# Problem requirements
Select each line where the word "color" appears.

# Records supplied
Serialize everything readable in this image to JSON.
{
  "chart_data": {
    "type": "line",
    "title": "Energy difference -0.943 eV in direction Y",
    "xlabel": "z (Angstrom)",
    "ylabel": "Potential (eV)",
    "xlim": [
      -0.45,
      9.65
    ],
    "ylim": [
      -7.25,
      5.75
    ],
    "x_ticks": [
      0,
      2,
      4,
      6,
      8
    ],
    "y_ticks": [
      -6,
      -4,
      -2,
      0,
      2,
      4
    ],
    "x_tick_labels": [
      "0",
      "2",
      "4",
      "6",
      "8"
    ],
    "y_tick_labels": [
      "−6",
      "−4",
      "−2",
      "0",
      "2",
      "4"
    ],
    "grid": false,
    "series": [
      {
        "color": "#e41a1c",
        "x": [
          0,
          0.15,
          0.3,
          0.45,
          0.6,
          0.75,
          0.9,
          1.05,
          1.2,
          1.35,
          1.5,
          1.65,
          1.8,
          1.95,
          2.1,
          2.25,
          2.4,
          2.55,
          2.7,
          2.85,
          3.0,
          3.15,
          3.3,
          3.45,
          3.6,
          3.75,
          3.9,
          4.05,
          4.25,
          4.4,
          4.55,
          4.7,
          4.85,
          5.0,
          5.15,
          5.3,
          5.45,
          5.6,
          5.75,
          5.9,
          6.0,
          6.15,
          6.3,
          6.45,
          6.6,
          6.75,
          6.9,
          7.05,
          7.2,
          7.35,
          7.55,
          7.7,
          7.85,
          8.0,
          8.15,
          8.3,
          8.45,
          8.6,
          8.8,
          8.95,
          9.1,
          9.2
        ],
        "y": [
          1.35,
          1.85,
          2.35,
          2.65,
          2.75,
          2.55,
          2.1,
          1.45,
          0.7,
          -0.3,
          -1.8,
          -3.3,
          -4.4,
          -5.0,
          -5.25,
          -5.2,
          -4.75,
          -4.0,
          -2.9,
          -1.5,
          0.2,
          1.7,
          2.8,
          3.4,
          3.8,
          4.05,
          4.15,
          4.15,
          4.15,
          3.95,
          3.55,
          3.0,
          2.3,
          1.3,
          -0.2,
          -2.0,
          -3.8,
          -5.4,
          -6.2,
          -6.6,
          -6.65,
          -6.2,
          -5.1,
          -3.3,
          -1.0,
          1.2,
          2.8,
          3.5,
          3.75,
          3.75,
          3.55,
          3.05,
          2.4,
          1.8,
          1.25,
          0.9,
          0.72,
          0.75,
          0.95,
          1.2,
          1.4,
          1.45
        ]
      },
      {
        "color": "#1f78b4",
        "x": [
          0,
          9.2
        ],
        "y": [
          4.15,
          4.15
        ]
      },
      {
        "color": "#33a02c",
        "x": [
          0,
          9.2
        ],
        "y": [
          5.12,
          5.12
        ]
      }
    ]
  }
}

# Completed exercise
        "color": "#e41a1c",
        "color": "#1f78b4",
        "color": "#33a02c",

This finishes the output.